# Task statement
The entries below should be quoted exactly, with no pictures carried over.

++++++++++

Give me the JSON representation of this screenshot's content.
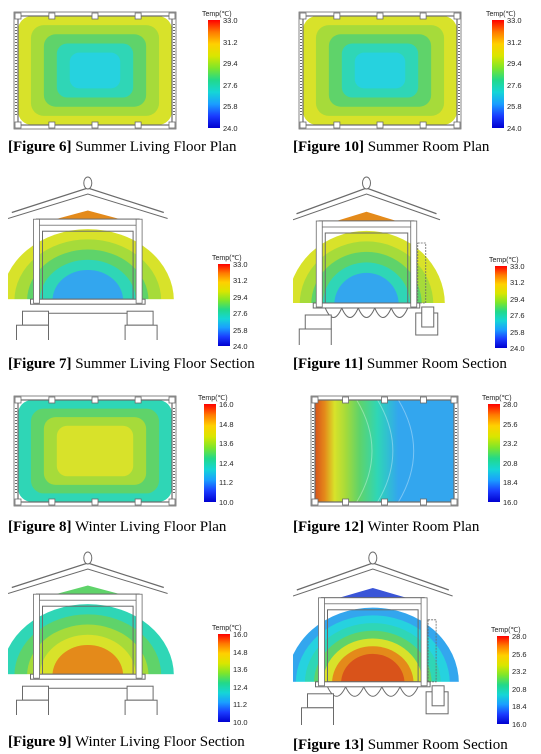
{
  "figures": [
    {
      "id": "f6",
      "tag": "[Figure 6]",
      "title": "Summer Living Floor Plan",
      "kind": "plan",
      "map": "summer-plan",
      "scale": "summer"
    },
    {
      "id": "f10",
      "tag": "[Figure 10]",
      "title": "Summer Room Plan",
      "kind": "plan",
      "map": "summer-plan",
      "scale": "summer"
    },
    {
      "id": "f7",
      "tag": "[Figure 7]",
      "title": "Summer Living Floor Section",
      "kind": "section",
      "map": "summer-section",
      "scale": "summer"
    },
    {
      "id": "f11",
      "tag": "[Figure 11]",
      "title": "Summer Room Section",
      "kind": "section-ondol",
      "map": "summer-section",
      "scale": "summer"
    },
    {
      "id": "f8",
      "tag": "[Figure 8]",
      "title": "Winter Living Floor Plan",
      "kind": "plan",
      "map": "winter-plan",
      "scale": "winterliving"
    },
    {
      "id": "f12",
      "tag": "[Figure 12]",
      "title": "Winter Room Plan",
      "kind": "plan",
      "map": "winter-room-plan",
      "scale": "winterroom"
    },
    {
      "id": "f9",
      "tag": "[Figure 9]",
      "title": "Winter Living Floor Section",
      "kind": "section",
      "map": "winter-section",
      "scale": "winterliving"
    },
    {
      "id": "f13",
      "tag": "[Figure 13]",
      "title": "Summer Room Section",
      "kind": "section-ondol",
      "map": "winter-room-section",
      "scale": "winterroom"
    }
  ],
  "scales": {
    "summer": {
      "title": "Temp(℃)",
      "ticks": [
        "33.0",
        "31.2",
        "29.4",
        "27.6",
        "25.8",
        "24.0"
      ]
    },
    "winterliving": {
      "title": "Temp(℃)",
      "ticks": [
        "16.0",
        "14.8",
        "13.6",
        "12.4",
        "11.2",
        "10.0"
      ]
    },
    "winterroom": {
      "title": "Temp(℃)",
      "ticks": [
        "28.0",
        "25.6",
        "23.2",
        "20.8",
        "18.4",
        "16.0"
      ]
    }
  },
  "colors": {
    "gradient": [
      "#ff0000",
      "#ff7a00",
      "#ffd000",
      "#d9e600",
      "#7ee62a",
      "#22d98a",
      "#15d6d6",
      "#1a9eff",
      "#1a3cff",
      "#0000d0"
    ],
    "yellow": "#d8e22a",
    "lime": "#a6db3a",
    "green": "#5fd36a",
    "teal": "#2fd6b6",
    "cyan": "#26d2df",
    "sky": "#33a6ee",
    "orange": "#e48a1a",
    "red": "#d9531a",
    "blue": "#2e7ad8",
    "deepblue": "#3a55d8",
    "outline": "#6a6a6a"
  }
}
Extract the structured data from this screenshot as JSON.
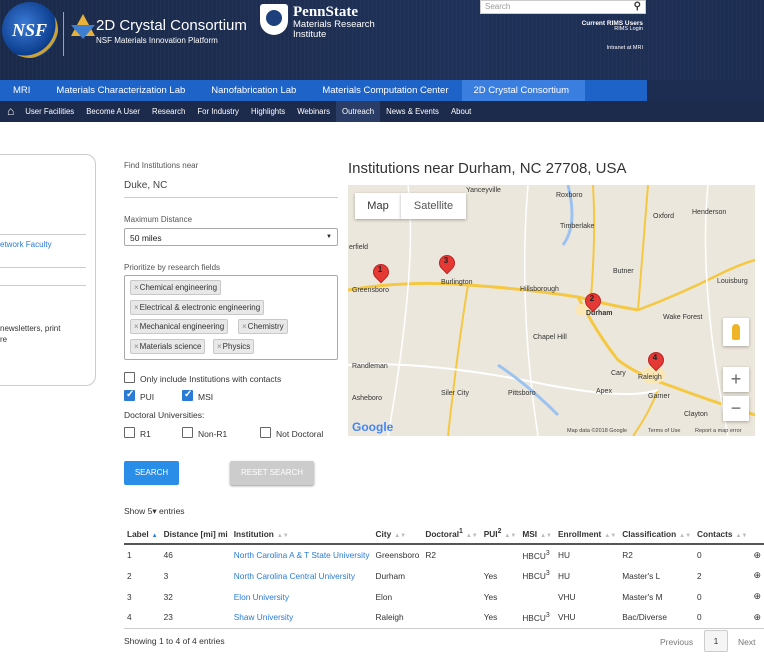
{
  "header": {
    "nsf_logo_text": "NSF",
    "consortium_title": "2D Crystal Consortium",
    "consortium_subtitle": "NSF Materials Innovation Platform",
    "pennstate_title": "PennState",
    "pennstate_sub1": "Materials Research",
    "pennstate_sub2": "Institute",
    "search_placeholder": "Search",
    "rims_users": "Current RIMS Users",
    "rims_login": "RIMS Login",
    "intranet": "Intranet at MRI"
  },
  "nav_primary": [
    "MRI",
    "Materials Characterization Lab",
    "Nanofabrication Lab",
    "Materials Computation Center",
    "2D Crystal Consortium"
  ],
  "nav_secondary": [
    "User Facilities",
    "Become A User",
    "Research",
    "For Industry",
    "Highlights",
    "Webinars",
    "Outreach",
    "News & Events",
    "About"
  ],
  "left_panel": {
    "link": "etwork Faculty",
    "text1": " newsletters, print",
    "text2": "re"
  },
  "form": {
    "find_label": "Find Institutions near",
    "find_value": "Duke, NC",
    "distance_label": "Maximum Distance",
    "distance_value": "50 miles",
    "prioritize_label": "Prioritize by research fields",
    "tags": [
      "Chemical engineering",
      "Electrical & electronic engineering",
      "Mechanical engineering",
      "Chemistry",
      "Materials science",
      "Physics"
    ],
    "tag_x": "×",
    "only_contacts": "Only include Institutions with contacts",
    "pui": "PUI",
    "msi": "MSI",
    "doctoral_label": "Doctoral Universities:",
    "r1": "R1",
    "nonr1": "Non-R1",
    "not_doctoral": "Not Doctoral",
    "search_btn": "SEARCH",
    "reset_btn": "RESET SEARCH"
  },
  "map": {
    "title": "Institutions near Durham, NC 27708, USA",
    "tab_map": "Map",
    "tab_satellite": "Satellite",
    "towns": [
      "Yanceyville",
      "Roxboro",
      "Oxford",
      "Henderson",
      "Timberlake",
      "Burlington",
      "Greensboro",
      "Butner",
      "Hillsborough",
      "Durham",
      "Louisburg",
      "Wake Forest",
      "Chapel Hill",
      "Randleman",
      "Cary",
      "Raleigh",
      "Siler City",
      "Asheboro",
      "Apex",
      "Pittsboro",
      "Garner",
      "Clayton",
      "erfield"
    ],
    "pins": [
      "1",
      "2",
      "3",
      "4"
    ],
    "zoom_in": "+",
    "zoom_out": "−",
    "google": "Google",
    "footer": [
      "Map data ©2018 Google",
      "Terms of Use",
      "Report a map error"
    ]
  },
  "table": {
    "show_prefix": "Show",
    "show_value": "5",
    "show_suffix": "entries",
    "columns": [
      "Label",
      "Distance [mi] mi",
      "Institution",
      "City",
      "Doctoral",
      "PUI",
      "MSI",
      "Enrollment",
      "Classification",
      "Contacts"
    ],
    "sup1": "1",
    "sup2": "2",
    "sup3": "3",
    "rows": [
      {
        "label": "1",
        "distance": "46",
        "institution": "North Carolina A & T State University",
        "city": "Greensboro",
        "doctoral": "R2",
        "pui": "",
        "msi": "HBCU",
        "msi_sup": "3",
        "enrollment": "HU",
        "classification": "R2",
        "contacts": "0"
      },
      {
        "label": "2",
        "distance": "3",
        "institution": "North Carolina Central University",
        "city": "Durham",
        "doctoral": "",
        "pui": "Yes",
        "msi": "HBCU",
        "msi_sup": "3",
        "enrollment": "HU",
        "classification": "Master's L",
        "contacts": "2"
      },
      {
        "label": "3",
        "distance": "32",
        "institution": "Elon University",
        "city": "Elon",
        "doctoral": "",
        "pui": "Yes",
        "msi": "",
        "msi_sup": "",
        "enrollment": "VHU",
        "classification": "Master's M",
        "contacts": "0"
      },
      {
        "label": "4",
        "distance": "23",
        "institution": "Shaw University",
        "city": "Raleigh",
        "doctoral": "",
        "pui": "Yes",
        "msi": "HBCU",
        "msi_sup": "3",
        "enrollment": "VHU",
        "classification": "Bac/Diverse",
        "contacts": "0"
      }
    ],
    "showing": "Showing 1 to 4 of 4 entries",
    "prev": "Previous",
    "page": "1",
    "next": "Next"
  }
}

++++++++++

# Answer
Give me the JSON representation of this screenshot's content.
{
  "figures": [
    {
      "id": "f6",
      "tag": "[Figure 6]",
      "title": "Summer Living Floor Plan",
      "kind": "plan",
      "map": "summer-plan",
      "scale": "summer"
    },
    {
      "id": "f10",
      "tag": "[Figure 10]",
      "title": "Summer Room Plan",
      "kind": "plan",
      "map": "summer-plan",
      "scale": "summer"
    },
    {
      "id": "f7",
      "tag": "[Figure 7]",
      "title": "Summer Living Floor Section",
      "kind": "section",
      "map": "summer-section",
      "scale": "summer"
    },
    {
      "id": "f11",
      "tag": "[Figure 11]",
      "title": "Summer Room Section",
      "kind": "section-ondol",
      "map": "summer-section",
      "scale": "summer"
    },
    {
      "id": "f8",
      "tag": "[Figure 8]",
      "title": "Winter Living Floor Plan",
      "kind": "plan",
      "map": "winter-plan",
      "scale": "winterliving"
    },
    {
      "id": "f12",
      "tag": "[Figure 12]",
      "title": "Winter Room Plan",
      "kind": "plan",
      "map": "winter-room-plan",
      "scale": "winterroom"
    },
    {
      "id": "f9",
      "tag": "[Figure 9]",
      "title": "Winter Living Floor Section",
      "kind": "section",
      "map": "winter-section",
      "scale": "winterliving"
    },
    {
      "id": "f13",
      "tag": "[Figure 13]",
      "title": "Summer Room Section",
      "kind": "section-ondol",
      "map": "winter-room-section",
      "scale": "winterroom"
    }
  ],
  "scales": {
    "summer": {
      "title": "Temp(℃)",
      "ticks": [
        "33.0",
        "31.2",
        "29.4",
        "27.6",
        "25.8",
        "24.0"
      ]
    },
    "winterliving": {
      "title": "Temp(℃)",
      "ticks": [
        "16.0",
        "14.8",
        "13.6",
        "12.4",
        "11.2",
        "10.0"
      ]
    },
    "winterroom": {
      "title": "Temp(℃)",
      "ticks": [
        "28.0",
        "25.6",
        "23.2",
        "20.8",
        "18.4",
        "16.0"
      ]
    }
  },
  "colors": {
    "gradient": [
      "#ff0000",
      "#ff7a00",
      "#ffd000",
      "#d9e600",
      "#7ee62a",
      "#22d98a",
      "#15d6d6",
      "#1a9eff",
      "#1a3cff",
      "#0000d0"
    ],
    "yellow": "#d8e22a",
    "lime": "#a6db3a",
    "green": "#5fd36a",
    "teal": "#2fd6b6",
    "cyan": "#26d2df",
    "sky": "#33a6ee",
    "orange": "#e48a1a",
    "red": "#d9531a",
    "blue": "#2e7ad8",
    "deepblue": "#3a55d8",
    "outline": "#6a6a6a"
  }
}
Extract the structured data from this screenshot as JSON.
{
  "header": {
    "nsf_logo_text": "NSF",
    "consortium_title": "2D Crystal Consortium",
    "consortium_subtitle": "NSF Materials Innovation Platform",
    "pennstate_title": "PennState",
    "pennstate_sub1": "Materials Research",
    "pennstate_sub2": "Institute",
    "search_placeholder": "Search",
    "rims_users": "Current RIMS Users",
    "rims_login": "RIMS Login",
    "intranet": "Intranet at MRI"
  },
  "nav_primary": [
    "MRI",
    "Materials Characterization Lab",
    "Nanofabrication Lab",
    "Materials Computation Center",
    "2D Crystal Consortium"
  ],
  "nav_secondary": [
    "User Facilities",
    "Become A User",
    "Research",
    "For Industry",
    "Highlights",
    "Webinars",
    "Outreach",
    "News & Events",
    "About"
  ],
  "left_panel": {
    "link": "etwork Faculty",
    "text1": " newsletters, print",
    "text2": "re"
  },
  "form": {
    "find_label": "Find Institutions near",
    "find_value": "Duke, NC",
    "distance_label": "Maximum Distance",
    "distance_value": "50 miles",
    "prioritize_label": "Prioritize by research fields",
    "tags": [
      "Chemical engineering",
      "Electrical & electronic engineering",
      "Mechanical engineering",
      "Chemistry",
      "Materials science",
      "Physics"
    ],
    "tag_x": "×",
    "only_contacts": "Only include Institutions with contacts",
    "pui": "PUI",
    "msi": "MSI",
    "doctoral_label": "Doctoral Universities:",
    "r1": "R1",
    "nonr1": "Non-R1",
    "not_doctoral": "Not Doctoral",
    "search_btn": "SEARCH",
    "reset_btn": "RESET SEARCH"
  },
  "map": {
    "title": "Institutions near Durham, NC 27708, USA",
    "tab_map": "Map",
    "tab_satellite": "Satellite",
    "towns": [
      "Yanceyville",
      "Roxboro",
      "Oxford",
      "Henderson",
      "Timberlake",
      "Burlington",
      "Greensboro",
      "Butner",
      "Hillsborough",
      "Durham",
      "Louisburg",
      "Wake Forest",
      "Chapel Hill",
      "Randleman",
      "Cary",
      "Raleigh",
      "Siler City",
      "Asheboro",
      "Apex",
      "Pittsboro",
      "Garner",
      "Clayton",
      "erfield"
    ],
    "pins": [
      "1",
      "2",
      "3",
      "4"
    ],
    "zoom_in": "+",
    "zoom_out": "−",
    "google": "Google",
    "footer": [
      "Map data ©2018 Google",
      "Terms of Use",
      "Report a map error"
    ]
  },
  "table": {
    "show_prefix": "Show",
    "show_value": "5",
    "show_suffix": "entries",
    "columns": [
      "Label",
      "Distance [mi] mi",
      "Institution",
      "City",
      "Doctoral",
      "PUI",
      "MSI",
      "Enrollment",
      "Classification",
      "Contacts"
    ],
    "sup1": "1",
    "sup2": "2",
    "sup3": "3",
    "rows": [
      {
        "label": "1",
        "distance": "46",
        "institution": "North Carolina A & T State University",
        "city": "Greensboro",
        "doctoral": "R2",
        "pui": "",
        "msi": "HBCU",
        "msi_sup": "3",
        "enrollment": "HU",
        "classification": "R2",
        "contacts": "0"
      },
      {
        "label": "2",
        "distance": "3",
        "institution": "North Carolina Central University",
        "city": "Durham",
        "doctoral": "",
        "pui": "Yes",
        "msi": "HBCU",
        "msi_sup": "3",
        "enrollment": "HU",
        "classification": "Master's L",
        "contacts": "2"
      },
      {
        "label": "3",
        "distance": "32",
        "institution": "Elon University",
        "city": "Elon",
        "doctoral": "",
        "pui": "Yes",
        "msi": "",
        "msi_sup": "",
        "enrollment": "VHU",
        "classification": "Master's M",
        "contacts": "0"
      },
      {
        "label": "4",
        "distance": "23",
        "institution": "Shaw University",
        "city": "Raleigh",
        "doctoral": "",
        "pui": "Yes",
        "msi": "HBCU",
        "msi_sup": "3",
        "enrollment": "VHU",
        "classification": "Bac/Diverse",
        "contacts": "0"
      }
    ],
    "showing": "Showing 1 to 4 of 4 entries",
    "prev": "Previous",
    "page": "1",
    "next": "Next"
  }
}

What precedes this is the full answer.